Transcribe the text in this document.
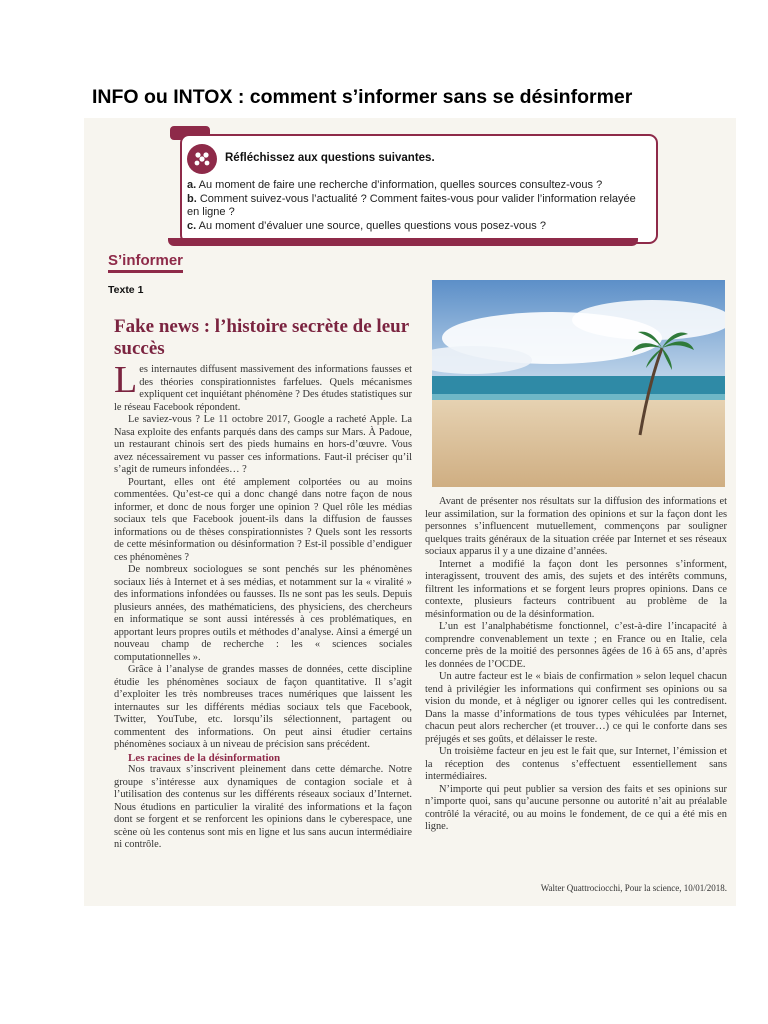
INFO ou INTOX : comment s’informer sans se désinformer
Réfléchissez aux questions suivantes.

a. Au moment de faire une recherche d’information, quelles sources consultez-vous ?

b. Comment suivez-vous l’actualité ? Comment faites-vous pour valider l’information relayée en ligne ?

c. Au moment d’évaluer une source, quelles questions vous posez-vous ?

S’informer
Texte 1
Fake news : l’histoire secrète de leur succès

Les internautes diffusent massivement des informations fausses et des théories conspirationnistes farfelues. Quels mécanismes expliquent cet inquiétant phénomène ? Des études statistiques sur le réseau Facebook répondent.

Le saviez-vous ? Le 11 octobre 2017, Google a racheté Apple. La Nasa exploite des enfants parqués dans des camps sur Mars. À Padoue, un restaurant chinois sert des pieds humains en hors-d’œuvre. Vous avez nécessairement vu passer ces informations. Faut-il préciser qu’il s’agit de rumeurs infondées… ?

Pourtant, elles ont été amplement colportées ou au moins commentées. Qu’est-ce qui a donc changé dans notre façon de nous informer, et donc de nous forger une opinion ? Quel rôle les médias sociaux tels que Facebook jouent-ils dans la diffusion de fausses informations ou de thèses conspirationnistes ? Quels sont les ressorts de cette mésinformation ou désinformation ? Est-il possible d’endiguer ces phénomènes ?

De nombreux sociologues se sont penchés sur les phénomènes sociaux liés à Internet et à ses médias, et notamment sur la « viralité » des informations infondées ou fausses. Ils ne sont pas les seuls. Depuis plusieurs années, des mathématiciens, des physiciens, des chercheurs en informatique se sont aussi intéressés à ces problématiques, en apportant leurs propres outils et méthodes d’analyse. Ainsi a émergé un nouveau champ de recherche : les « sciences sociales computationnelles ».

Grâce à l’analyse de grandes masses de données, cette discipline étudie les phénomènes sociaux de façon quantitative. Il s’agit d’exploiter les très nombreuses traces numériques que laissent les internautes sur les différents médias sociaux tels que Facebook, Twitter, YouTube, etc. lorsqu’ils sélectionnent, partagent ou commentent des informations. On peut ainsi étudier certains phénomènes sociaux à un niveau de précision sans précédent.

Les racines de la désinformation

Nos travaux s’inscrivent pleinement dans cette démarche. Notre groupe s’intéresse aux dynamiques de contagion sociale et à l’utilisation des contenus sur les différents réseaux sociaux d’Internet. Nous étudions en particulier la viralité des informations et la façon dont se forgent et se renforcent les opinions dans le cyberespace, une scène où les contenus sont mis en ligne et lus sans aucun intermédiaire ni contrôle.

Avant de présenter nos résultats sur la diffusion des informations et leur assimilation, sur la formation des opinions et sur la façon dont les personnes s’influencent mutuellement, commençons par souligner quelques traits généraux de la situation créée par Internet et ses réseaux sociaux apparus il y a une dizaine d’années.

Internet a modifié la façon dont les personnes s’informent, interagissent, trouvent des amis, des sujets et des intérêts communs, filtrent les informations et se forgent leurs propres opinions. Dans ce contexte, plusieurs facteurs contribuent au problème de la mésinformation ou de la désinformation.

L’un est l’analphabétisme fonctionnel, c’est-à-dire l’incapacité à comprendre convenablement un texte ; en France ou en Italie, cela concerne près de la moitié des personnes âgées de 16 à 65 ans, d’après les données de l’OCDE.

Un autre facteur est le « biais de confirmation » selon lequel chacun tend à privilégier les informations qui confirment ses opinions ou sa vision du monde, et à négliger ou ignorer celles qui les contredisent. Dans la masse d’informations de tous types véhiculées par Internet, chacun peut alors rechercher (et trouver…) ce qui le conforte dans ses préjugés et ses goûts, et délaisser le reste.

Un troisième facteur en jeu est le fait que, sur Internet, l’émission et la réception des contenus s’effectuent essentiellement sans intermédiaires.

N’importe qui peut publier sa version des faits et ses opinions sur n’importe quoi, sans qu’aucune personne ou autorité n’ait au préalable contrôlé la véracité, ou au moins le fondement, de ce qui a été mis en ligne.

Walter Quattrociocchi, Pour la science, 10/01/2018.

▶ _Aim of the task_: Give back the data exactly. Skip any images.

▶ _Task response_:
Transcribe the text in this document.
INFO ou INTOX : comment s’informer sans se désinformer
Réfléchissez aux questions suivantes.

a. Au moment de faire une recherche d’information, quelles sources consultez-vous ?

b. Comment suivez-vous l’actualité ? Comment faites-vous pour valider l’information relayée en ligne ?

c. Au moment d’évaluer une source, quelles questions vous posez-vous ?

S’informer
Texte 1
Fake news : l’histoire secrète de leur succès

Les internautes diffusent massivement des informations fausses et des théories conspirationnistes farfelues. Quels mécanismes expliquent cet inquiétant phénomène ? Des études statistiques sur le réseau Facebook répondent.

Le saviez-vous ? Le 11 octobre 2017, Google a racheté Apple. La Nasa exploite des enfants parqués dans des camps sur Mars. À Padoue, un restaurant chinois sert des pieds humains en hors-d’œuvre. Vous avez nécessairement vu passer ces informations. Faut-il préciser qu’il s’agit de rumeurs infondées… ?

Pourtant, elles ont été amplement colportées ou au moins commentées. Qu’est-ce qui a donc changé dans notre façon de nous informer, et donc de nous forger une opinion ? Quel rôle les médias sociaux tels que Facebook jouent-ils dans la diffusion de fausses informations ou de thèses conspirationnistes ? Quels sont les ressorts de cette mésinformation ou désinformation ? Est-il possible d’endiguer ces phénomènes ?

De nombreux sociologues se sont penchés sur les phénomènes sociaux liés à Internet et à ses médias, et notamment sur la « viralité » des informations infondées ou fausses. Ils ne sont pas les seuls. Depuis plusieurs années, des mathématiciens, des physiciens, des chercheurs en informatique se sont aussi intéressés à ces problématiques, en apportant leurs propres outils et méthodes d’analyse. Ainsi a émergé un nouveau champ de recherche : les « sciences sociales computationnelles ».

Grâce à l’analyse de grandes masses de données, cette discipline étudie les phénomènes sociaux de façon quantitative. Il s’agit d’exploiter les très nombreuses traces numériques que laissent les internautes sur les différents médias sociaux tels que Facebook, Twitter, YouTube, etc. lorsqu’ils sélectionnent, partagent ou commentent des informations. On peut ainsi étudier certains phénomènes sociaux à un niveau de précision sans précédent.

Les racines de la désinformation

Nos travaux s’inscrivent pleinement dans cette démarche. Notre groupe s’intéresse aux dynamiques de contagion sociale et à l’utilisation des contenus sur les différents réseaux sociaux d’Internet. Nous étudions en particulier la viralité des informations et la façon dont se forgent et se renforcent les opinions dans le cyberespace, une scène où les contenus sont mis en ligne et lus sans aucun intermédiaire ni contrôle.

Avant de présenter nos résultats sur la diffusion des informations et leur assimilation, sur la formation des opinions et sur la façon dont les personnes s’influencent mutuellement, commençons par souligner quelques traits généraux de la situation créée par Internet et ses réseaux sociaux apparus il y a une dizaine d’années.

Internet a modifié la façon dont les personnes s’informent, interagissent, trouvent des amis, des sujets et des intérêts communs, filtrent les informations et se forgent leurs propres opinions. Dans ce contexte, plusieurs facteurs contribuent au problème de la mésinformation ou de la désinformation.

L’un est l’analphabétisme fonctionnel, c’est-à-dire l’incapacité à comprendre convenablement un texte ; en France ou en Italie, cela concerne près de la moitié des personnes âgées de 16 à 65 ans, d’après les données de l’OCDE.

Un autre facteur est le « biais de confirmation » selon lequel chacun tend à privilégier les informations qui confirment ses opinions ou sa vision du monde, et à négliger ou ignorer celles qui les contredisent. Dans la masse d’informations de tous types véhiculées par Internet, chacun peut alors rechercher (et trouver…) ce qui le conforte dans ses préjugés et ses goûts, et délaisser le reste.

Un troisième facteur en jeu est le fait que, sur Internet, l’émission et la réception des contenus s’effectuent essentiellement sans intermédiaires.

N’importe qui peut publier sa version des faits et ses opinions sur n’importe quoi, sans qu’aucune personne ou autorité n’ait au préalable contrôlé la véracité, ou au moins le fondement, de ce qui a été mis en ligne.

Walter Quattrociocchi, Pour la science, 10/01/2018.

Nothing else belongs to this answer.